Your objective: Select, from the data, each line where "Expo" occurs.

— start Listing —

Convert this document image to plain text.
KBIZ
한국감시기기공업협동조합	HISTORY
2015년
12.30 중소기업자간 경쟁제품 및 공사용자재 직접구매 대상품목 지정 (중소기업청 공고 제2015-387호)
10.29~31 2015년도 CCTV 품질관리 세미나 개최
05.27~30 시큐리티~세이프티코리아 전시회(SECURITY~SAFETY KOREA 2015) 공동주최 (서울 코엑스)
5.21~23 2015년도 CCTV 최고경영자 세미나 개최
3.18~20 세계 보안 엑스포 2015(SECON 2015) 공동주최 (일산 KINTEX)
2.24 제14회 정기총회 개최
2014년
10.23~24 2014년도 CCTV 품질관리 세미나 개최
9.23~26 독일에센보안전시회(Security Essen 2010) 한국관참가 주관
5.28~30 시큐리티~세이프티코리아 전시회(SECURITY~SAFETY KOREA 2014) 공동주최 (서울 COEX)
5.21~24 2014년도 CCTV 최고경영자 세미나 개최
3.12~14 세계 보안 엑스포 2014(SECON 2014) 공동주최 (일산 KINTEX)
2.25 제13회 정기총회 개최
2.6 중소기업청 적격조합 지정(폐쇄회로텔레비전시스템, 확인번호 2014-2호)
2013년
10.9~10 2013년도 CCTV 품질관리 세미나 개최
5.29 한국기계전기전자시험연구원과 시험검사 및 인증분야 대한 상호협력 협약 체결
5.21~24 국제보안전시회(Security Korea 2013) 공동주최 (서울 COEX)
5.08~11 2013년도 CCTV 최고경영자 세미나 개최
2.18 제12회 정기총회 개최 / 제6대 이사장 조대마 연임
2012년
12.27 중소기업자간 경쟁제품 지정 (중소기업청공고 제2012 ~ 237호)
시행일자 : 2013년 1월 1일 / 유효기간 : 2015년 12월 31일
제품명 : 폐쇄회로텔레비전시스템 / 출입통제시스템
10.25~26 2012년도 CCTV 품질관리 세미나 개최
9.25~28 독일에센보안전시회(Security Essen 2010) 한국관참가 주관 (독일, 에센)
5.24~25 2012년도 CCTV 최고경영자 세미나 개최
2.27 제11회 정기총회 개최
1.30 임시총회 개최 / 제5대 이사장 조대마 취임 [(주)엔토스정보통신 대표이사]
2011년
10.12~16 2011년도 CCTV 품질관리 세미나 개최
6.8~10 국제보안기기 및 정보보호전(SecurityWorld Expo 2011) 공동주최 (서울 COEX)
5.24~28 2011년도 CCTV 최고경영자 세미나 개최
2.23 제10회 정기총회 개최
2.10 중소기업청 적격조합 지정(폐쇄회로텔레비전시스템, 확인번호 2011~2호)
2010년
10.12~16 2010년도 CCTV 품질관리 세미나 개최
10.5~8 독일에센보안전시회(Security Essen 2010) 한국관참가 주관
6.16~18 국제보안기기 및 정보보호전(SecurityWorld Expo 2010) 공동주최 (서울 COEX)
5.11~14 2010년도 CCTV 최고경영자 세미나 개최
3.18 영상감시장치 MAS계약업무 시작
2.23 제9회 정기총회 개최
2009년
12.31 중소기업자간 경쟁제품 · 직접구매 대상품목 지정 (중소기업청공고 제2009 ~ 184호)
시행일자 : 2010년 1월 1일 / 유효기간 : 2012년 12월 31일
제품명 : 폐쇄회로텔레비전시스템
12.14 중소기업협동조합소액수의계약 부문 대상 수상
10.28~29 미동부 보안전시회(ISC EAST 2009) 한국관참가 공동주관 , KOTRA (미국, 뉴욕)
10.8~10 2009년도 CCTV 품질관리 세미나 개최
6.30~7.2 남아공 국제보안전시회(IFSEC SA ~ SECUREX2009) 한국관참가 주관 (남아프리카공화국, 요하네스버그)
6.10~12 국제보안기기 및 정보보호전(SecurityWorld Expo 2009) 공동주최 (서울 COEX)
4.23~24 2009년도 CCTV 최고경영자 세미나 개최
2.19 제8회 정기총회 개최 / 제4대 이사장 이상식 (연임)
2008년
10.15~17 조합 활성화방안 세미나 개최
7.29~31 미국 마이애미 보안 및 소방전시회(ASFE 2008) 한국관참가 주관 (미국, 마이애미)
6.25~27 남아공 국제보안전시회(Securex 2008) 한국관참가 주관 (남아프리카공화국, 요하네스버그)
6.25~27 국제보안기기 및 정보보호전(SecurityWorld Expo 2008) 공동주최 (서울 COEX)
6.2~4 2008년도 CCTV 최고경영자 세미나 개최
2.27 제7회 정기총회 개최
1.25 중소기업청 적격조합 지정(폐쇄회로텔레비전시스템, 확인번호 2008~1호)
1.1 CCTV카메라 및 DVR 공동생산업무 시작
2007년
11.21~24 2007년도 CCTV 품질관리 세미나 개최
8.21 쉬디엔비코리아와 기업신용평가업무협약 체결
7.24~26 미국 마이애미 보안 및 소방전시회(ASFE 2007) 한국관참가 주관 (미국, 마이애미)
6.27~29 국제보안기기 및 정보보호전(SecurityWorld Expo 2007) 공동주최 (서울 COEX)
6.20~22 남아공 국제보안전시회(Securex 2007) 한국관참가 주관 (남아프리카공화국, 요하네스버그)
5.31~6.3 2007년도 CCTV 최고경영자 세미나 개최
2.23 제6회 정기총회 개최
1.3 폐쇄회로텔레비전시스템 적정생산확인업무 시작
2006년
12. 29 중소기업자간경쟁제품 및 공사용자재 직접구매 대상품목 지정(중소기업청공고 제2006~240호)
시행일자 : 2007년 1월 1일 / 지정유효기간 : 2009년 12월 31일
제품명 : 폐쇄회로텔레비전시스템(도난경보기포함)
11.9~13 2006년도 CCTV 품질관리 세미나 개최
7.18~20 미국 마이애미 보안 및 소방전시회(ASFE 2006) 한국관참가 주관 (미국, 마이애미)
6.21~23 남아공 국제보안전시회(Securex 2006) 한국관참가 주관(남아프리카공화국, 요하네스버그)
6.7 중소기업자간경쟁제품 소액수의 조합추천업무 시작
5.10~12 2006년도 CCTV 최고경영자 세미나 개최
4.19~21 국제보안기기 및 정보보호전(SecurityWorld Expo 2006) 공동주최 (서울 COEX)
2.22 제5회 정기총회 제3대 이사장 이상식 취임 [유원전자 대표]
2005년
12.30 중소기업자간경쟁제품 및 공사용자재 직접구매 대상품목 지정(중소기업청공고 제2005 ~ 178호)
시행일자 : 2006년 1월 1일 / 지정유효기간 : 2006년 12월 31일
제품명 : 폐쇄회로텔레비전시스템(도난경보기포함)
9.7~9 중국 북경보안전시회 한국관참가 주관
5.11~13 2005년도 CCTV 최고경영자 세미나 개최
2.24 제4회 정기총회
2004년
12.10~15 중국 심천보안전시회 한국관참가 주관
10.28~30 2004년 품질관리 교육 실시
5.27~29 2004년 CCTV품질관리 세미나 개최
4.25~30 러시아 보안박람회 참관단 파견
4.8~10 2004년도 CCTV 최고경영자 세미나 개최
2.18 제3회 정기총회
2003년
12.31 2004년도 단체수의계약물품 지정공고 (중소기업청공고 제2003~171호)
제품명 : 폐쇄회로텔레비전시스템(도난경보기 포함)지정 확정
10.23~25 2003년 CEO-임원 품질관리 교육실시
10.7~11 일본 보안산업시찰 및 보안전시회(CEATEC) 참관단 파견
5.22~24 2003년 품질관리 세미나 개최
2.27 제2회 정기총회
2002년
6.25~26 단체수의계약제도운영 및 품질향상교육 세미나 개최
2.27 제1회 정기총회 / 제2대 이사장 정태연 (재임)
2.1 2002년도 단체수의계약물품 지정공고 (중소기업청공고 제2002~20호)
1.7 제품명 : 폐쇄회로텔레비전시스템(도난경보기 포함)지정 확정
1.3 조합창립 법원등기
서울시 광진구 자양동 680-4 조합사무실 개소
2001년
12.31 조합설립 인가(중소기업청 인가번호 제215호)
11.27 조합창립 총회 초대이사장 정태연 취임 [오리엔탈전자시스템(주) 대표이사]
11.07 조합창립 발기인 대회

— end Listing —

Exercise response:
6.8~10 국제보안기기 및 정보보호전(SecurityWorld Expo 2011) 공동주최 (서울 COEX)
6.16~18 국제보안기기 및 정보보호전(SecurityWorld Expo 2010) 공동주최 (서울 COEX)
6.10~12 국제보안기기 및 정보보호전(SecurityWorld Expo 2009) 공동주최 (서울 COEX)
6.25~27 국제보안기기 및 정보보호전(SecurityWorld Expo 2008) 공동주최 (서울 COEX)
6.27~29 국제보안기기 및 정보보호전(SecurityWorld Expo 2007) 공동주최 (서울 COEX)
4.19~21 국제보안기기 및 정보보호전(SecurityWorld Expo 2006) 공동주최 (서울 COEX)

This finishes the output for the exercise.